(Problem to work on) Lift every line from the entries that includes the word "this".
## BEGIN Provided material
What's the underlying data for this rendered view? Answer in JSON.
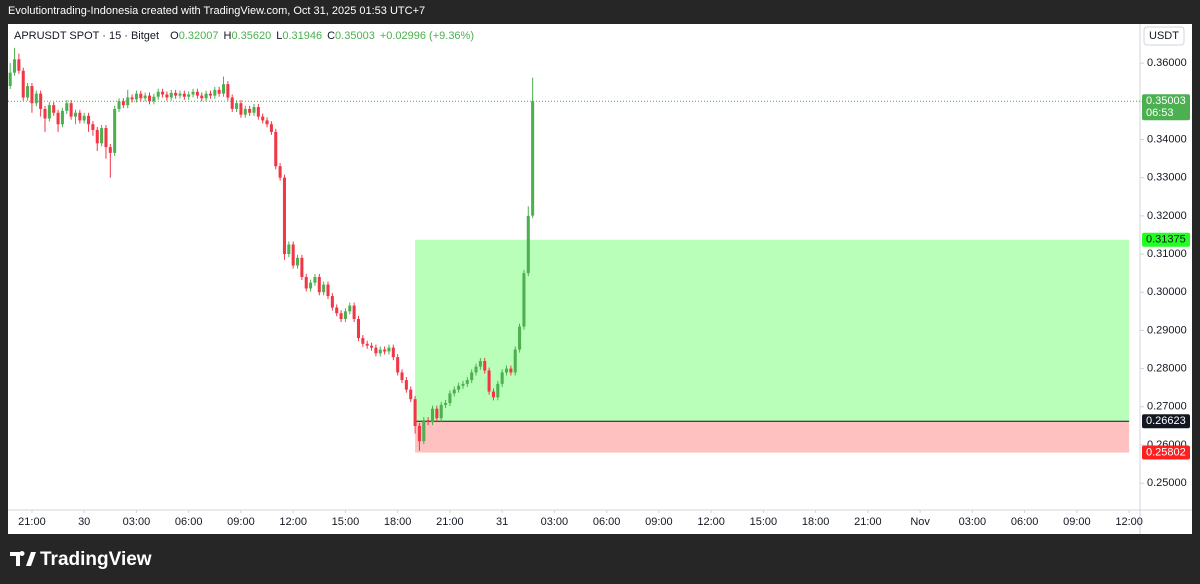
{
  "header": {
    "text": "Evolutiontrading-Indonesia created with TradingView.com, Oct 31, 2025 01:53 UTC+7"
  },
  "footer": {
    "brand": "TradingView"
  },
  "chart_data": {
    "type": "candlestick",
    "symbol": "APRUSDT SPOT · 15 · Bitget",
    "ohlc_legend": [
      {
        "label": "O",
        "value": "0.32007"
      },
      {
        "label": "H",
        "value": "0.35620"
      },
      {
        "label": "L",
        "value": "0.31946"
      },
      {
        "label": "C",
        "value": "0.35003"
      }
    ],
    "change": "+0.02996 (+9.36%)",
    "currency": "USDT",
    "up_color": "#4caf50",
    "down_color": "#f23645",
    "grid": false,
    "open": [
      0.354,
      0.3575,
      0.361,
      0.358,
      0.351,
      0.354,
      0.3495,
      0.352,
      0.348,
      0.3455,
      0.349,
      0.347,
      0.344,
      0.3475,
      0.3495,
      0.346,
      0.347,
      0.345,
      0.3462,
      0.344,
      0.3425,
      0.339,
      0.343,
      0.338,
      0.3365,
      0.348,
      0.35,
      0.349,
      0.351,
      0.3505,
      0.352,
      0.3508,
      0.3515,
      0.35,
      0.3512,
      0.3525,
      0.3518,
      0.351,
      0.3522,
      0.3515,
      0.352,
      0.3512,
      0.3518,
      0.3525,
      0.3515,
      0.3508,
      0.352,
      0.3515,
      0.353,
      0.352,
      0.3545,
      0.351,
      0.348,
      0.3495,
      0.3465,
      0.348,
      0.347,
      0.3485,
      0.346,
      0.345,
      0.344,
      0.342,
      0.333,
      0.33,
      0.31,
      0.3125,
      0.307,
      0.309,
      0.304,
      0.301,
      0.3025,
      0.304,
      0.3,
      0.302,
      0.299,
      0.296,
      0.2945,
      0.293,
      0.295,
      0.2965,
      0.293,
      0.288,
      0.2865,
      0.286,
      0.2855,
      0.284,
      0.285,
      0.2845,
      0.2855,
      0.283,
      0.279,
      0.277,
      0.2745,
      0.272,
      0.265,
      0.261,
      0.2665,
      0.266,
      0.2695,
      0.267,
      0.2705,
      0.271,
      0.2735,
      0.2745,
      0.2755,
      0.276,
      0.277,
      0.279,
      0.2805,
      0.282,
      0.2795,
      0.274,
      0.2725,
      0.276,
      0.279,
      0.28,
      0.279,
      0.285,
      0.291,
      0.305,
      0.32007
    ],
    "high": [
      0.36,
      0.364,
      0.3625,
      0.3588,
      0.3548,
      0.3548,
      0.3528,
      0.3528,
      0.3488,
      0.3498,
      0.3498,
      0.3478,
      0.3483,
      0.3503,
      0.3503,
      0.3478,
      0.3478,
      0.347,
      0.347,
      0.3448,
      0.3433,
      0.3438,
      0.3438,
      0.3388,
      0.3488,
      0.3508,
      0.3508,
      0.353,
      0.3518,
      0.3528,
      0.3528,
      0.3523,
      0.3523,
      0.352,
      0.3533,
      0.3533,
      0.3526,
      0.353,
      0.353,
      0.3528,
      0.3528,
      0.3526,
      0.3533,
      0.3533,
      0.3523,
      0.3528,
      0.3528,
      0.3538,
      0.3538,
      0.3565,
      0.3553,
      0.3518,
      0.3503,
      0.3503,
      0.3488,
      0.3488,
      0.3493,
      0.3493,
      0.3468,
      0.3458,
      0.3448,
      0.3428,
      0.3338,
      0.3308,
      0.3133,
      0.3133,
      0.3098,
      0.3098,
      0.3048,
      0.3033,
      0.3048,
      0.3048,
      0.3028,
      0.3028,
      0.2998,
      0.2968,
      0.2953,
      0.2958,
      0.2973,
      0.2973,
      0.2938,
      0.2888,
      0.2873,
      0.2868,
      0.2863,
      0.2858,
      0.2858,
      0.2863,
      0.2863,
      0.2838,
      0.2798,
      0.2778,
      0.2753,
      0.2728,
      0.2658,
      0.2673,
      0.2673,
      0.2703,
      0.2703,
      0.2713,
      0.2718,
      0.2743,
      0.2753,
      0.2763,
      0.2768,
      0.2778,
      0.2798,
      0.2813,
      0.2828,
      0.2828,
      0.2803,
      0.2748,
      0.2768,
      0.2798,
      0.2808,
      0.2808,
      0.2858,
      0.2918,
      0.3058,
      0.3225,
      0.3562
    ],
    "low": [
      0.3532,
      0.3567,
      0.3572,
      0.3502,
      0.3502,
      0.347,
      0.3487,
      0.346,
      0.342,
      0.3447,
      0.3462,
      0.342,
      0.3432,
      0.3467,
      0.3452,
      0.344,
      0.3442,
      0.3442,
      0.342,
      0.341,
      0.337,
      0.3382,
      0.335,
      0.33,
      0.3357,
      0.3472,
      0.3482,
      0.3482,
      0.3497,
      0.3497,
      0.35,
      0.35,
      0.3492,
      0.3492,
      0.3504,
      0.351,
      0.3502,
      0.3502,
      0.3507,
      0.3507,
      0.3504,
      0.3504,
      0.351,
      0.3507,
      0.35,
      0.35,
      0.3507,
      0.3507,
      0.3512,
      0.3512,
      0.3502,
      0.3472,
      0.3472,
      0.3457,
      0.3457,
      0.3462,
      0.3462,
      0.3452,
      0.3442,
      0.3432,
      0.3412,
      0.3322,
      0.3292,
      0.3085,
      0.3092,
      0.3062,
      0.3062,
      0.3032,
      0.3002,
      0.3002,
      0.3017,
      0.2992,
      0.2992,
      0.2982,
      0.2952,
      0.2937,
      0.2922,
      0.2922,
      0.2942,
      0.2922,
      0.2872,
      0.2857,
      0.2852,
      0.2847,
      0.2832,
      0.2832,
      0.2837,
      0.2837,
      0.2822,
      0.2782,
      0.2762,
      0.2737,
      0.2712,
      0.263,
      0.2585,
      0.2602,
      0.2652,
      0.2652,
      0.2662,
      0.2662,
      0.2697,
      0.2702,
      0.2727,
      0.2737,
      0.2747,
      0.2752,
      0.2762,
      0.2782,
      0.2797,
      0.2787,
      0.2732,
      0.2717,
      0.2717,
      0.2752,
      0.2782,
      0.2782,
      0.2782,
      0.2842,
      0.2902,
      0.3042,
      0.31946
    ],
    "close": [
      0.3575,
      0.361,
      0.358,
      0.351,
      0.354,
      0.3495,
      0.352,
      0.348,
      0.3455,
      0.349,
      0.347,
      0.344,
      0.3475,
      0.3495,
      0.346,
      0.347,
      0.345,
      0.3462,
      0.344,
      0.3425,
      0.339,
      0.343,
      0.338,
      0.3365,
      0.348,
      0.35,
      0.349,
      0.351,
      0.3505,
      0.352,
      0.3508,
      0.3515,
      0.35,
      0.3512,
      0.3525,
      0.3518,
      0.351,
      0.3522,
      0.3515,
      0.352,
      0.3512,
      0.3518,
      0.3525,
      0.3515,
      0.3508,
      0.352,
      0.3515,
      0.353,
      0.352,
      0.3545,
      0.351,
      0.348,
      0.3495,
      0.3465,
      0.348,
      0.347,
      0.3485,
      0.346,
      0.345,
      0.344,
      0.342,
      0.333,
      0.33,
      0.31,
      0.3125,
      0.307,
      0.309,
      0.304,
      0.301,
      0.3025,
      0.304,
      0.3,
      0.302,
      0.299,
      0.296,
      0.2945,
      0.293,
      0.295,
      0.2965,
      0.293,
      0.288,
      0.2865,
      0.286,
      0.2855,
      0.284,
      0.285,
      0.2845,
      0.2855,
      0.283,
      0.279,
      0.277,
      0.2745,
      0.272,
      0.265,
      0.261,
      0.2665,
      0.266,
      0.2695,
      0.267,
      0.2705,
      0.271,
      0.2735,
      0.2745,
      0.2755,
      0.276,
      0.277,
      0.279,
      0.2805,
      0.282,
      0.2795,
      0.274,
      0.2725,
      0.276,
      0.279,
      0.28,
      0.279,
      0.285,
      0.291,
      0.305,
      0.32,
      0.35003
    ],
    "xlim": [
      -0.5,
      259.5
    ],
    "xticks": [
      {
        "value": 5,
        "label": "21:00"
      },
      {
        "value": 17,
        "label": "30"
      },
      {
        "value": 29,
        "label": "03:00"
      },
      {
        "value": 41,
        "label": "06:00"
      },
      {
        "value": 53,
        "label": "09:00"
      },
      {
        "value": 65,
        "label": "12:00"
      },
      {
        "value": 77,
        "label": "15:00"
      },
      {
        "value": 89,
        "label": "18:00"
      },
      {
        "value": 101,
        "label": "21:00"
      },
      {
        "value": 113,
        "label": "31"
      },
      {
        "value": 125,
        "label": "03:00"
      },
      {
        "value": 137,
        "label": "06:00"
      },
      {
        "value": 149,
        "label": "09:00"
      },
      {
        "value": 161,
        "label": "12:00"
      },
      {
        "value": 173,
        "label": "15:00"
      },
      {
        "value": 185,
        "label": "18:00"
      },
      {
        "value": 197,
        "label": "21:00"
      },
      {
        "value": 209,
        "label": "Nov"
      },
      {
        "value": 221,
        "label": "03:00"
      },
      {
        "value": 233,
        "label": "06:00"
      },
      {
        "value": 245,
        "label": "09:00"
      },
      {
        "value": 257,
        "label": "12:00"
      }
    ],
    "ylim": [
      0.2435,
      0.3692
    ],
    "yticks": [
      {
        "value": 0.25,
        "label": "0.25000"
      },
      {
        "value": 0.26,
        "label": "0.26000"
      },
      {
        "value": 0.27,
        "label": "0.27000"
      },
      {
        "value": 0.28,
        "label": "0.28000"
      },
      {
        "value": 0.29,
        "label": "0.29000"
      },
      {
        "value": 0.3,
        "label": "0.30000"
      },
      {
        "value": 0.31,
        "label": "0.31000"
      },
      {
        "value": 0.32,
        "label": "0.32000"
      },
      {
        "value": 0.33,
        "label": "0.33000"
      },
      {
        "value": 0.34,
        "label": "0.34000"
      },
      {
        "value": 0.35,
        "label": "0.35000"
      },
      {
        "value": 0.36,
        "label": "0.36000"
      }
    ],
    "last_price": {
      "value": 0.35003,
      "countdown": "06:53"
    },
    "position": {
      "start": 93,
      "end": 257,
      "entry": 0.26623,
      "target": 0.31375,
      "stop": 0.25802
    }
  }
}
## END Provided material
## BEGIN Provided material
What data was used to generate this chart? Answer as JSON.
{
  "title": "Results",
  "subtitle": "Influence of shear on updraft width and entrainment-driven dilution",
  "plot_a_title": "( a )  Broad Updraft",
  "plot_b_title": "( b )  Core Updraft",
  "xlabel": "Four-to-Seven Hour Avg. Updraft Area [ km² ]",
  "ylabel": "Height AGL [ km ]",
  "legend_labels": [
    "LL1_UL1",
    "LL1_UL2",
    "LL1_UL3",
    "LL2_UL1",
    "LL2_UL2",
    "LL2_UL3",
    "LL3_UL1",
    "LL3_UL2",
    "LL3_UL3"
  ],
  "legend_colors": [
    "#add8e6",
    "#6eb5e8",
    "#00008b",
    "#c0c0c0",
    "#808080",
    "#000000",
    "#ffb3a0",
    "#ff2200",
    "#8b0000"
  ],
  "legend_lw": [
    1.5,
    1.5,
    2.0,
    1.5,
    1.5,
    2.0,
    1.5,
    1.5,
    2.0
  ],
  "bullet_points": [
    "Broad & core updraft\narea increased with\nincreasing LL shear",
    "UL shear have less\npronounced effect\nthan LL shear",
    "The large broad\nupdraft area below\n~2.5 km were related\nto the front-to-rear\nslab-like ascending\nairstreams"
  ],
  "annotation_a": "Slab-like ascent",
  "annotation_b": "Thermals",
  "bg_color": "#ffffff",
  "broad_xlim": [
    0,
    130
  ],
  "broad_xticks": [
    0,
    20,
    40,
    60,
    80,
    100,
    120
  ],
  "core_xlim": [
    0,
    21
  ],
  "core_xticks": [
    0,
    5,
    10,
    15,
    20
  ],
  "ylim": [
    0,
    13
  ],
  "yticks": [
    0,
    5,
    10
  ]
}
## END Provided material
## BEGIN Provided material
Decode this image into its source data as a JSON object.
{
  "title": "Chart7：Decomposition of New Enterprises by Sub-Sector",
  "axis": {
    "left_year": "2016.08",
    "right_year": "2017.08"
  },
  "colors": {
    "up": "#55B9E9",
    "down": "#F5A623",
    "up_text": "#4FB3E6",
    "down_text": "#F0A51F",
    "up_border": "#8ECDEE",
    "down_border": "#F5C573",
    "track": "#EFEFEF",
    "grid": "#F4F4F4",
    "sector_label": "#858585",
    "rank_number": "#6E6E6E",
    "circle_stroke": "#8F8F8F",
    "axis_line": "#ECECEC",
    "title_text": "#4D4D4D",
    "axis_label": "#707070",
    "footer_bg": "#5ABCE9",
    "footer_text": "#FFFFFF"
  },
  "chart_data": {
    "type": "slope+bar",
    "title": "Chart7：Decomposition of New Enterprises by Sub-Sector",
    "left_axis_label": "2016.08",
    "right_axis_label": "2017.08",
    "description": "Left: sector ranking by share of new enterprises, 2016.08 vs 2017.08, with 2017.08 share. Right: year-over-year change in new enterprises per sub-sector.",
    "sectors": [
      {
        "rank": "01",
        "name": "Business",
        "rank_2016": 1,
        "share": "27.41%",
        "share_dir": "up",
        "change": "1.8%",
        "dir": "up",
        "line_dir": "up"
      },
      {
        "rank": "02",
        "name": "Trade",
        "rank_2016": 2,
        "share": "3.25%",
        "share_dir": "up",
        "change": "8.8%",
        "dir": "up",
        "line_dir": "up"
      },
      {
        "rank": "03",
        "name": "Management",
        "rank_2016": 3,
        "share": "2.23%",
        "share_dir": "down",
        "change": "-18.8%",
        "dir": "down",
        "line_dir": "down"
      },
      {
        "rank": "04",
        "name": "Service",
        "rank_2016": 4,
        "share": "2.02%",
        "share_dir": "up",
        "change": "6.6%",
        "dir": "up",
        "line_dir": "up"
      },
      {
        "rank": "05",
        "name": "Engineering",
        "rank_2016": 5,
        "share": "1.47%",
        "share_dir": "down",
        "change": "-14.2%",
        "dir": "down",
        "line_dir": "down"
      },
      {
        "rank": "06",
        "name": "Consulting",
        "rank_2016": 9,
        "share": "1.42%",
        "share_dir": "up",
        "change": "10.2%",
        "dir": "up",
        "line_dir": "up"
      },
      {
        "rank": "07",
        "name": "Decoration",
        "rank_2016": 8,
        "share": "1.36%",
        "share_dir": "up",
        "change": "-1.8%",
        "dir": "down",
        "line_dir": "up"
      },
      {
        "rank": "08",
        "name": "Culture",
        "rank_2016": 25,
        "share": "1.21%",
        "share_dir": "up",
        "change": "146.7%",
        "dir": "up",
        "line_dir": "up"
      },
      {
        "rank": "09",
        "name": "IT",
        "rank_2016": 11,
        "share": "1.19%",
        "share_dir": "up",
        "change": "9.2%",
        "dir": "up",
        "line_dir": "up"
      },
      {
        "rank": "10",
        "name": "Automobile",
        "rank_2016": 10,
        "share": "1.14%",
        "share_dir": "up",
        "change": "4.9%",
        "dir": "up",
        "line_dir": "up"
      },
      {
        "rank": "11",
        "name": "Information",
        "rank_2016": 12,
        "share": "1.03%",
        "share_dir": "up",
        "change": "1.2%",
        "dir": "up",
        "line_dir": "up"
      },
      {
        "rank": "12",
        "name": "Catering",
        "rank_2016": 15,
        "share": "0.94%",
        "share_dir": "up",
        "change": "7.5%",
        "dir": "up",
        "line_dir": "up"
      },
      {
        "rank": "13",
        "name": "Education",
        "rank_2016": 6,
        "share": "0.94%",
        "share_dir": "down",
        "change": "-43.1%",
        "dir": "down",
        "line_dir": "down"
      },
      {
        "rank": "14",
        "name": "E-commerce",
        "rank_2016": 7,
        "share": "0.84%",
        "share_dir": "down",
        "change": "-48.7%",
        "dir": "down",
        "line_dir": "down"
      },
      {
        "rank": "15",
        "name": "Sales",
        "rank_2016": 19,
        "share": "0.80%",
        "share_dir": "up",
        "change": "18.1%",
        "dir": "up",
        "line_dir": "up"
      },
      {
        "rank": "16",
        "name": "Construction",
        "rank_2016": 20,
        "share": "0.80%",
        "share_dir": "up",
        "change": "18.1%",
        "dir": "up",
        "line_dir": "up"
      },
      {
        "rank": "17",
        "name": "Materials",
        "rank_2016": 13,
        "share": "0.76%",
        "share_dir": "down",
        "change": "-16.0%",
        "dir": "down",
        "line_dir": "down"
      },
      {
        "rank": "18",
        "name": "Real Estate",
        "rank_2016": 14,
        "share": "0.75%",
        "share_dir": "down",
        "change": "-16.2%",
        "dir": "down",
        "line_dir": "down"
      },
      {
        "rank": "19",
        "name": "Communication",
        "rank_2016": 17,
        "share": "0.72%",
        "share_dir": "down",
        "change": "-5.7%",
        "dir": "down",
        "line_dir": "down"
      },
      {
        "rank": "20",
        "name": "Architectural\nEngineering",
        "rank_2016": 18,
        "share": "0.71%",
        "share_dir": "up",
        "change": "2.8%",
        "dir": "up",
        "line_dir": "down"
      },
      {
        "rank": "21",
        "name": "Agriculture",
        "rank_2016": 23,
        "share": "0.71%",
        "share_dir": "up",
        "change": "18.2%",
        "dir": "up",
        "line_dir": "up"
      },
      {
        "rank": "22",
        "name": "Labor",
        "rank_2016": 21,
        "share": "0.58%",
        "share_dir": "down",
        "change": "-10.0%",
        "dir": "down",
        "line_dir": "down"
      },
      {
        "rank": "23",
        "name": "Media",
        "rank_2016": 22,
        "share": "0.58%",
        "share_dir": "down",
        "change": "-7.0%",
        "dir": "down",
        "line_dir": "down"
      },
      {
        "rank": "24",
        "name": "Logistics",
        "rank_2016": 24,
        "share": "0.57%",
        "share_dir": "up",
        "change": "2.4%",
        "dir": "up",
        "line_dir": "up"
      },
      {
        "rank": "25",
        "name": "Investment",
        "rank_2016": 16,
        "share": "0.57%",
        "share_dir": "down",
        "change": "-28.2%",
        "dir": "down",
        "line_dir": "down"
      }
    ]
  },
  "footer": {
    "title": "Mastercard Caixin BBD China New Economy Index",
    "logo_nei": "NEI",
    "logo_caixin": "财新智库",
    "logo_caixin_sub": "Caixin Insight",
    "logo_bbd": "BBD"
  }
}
## END Provided material
(The result)
What's the underlying data for this rendered view? Answer in JSON.
What data was used to generate this chart? Answer as JSON.
Decode this image into its source data as a JSON object.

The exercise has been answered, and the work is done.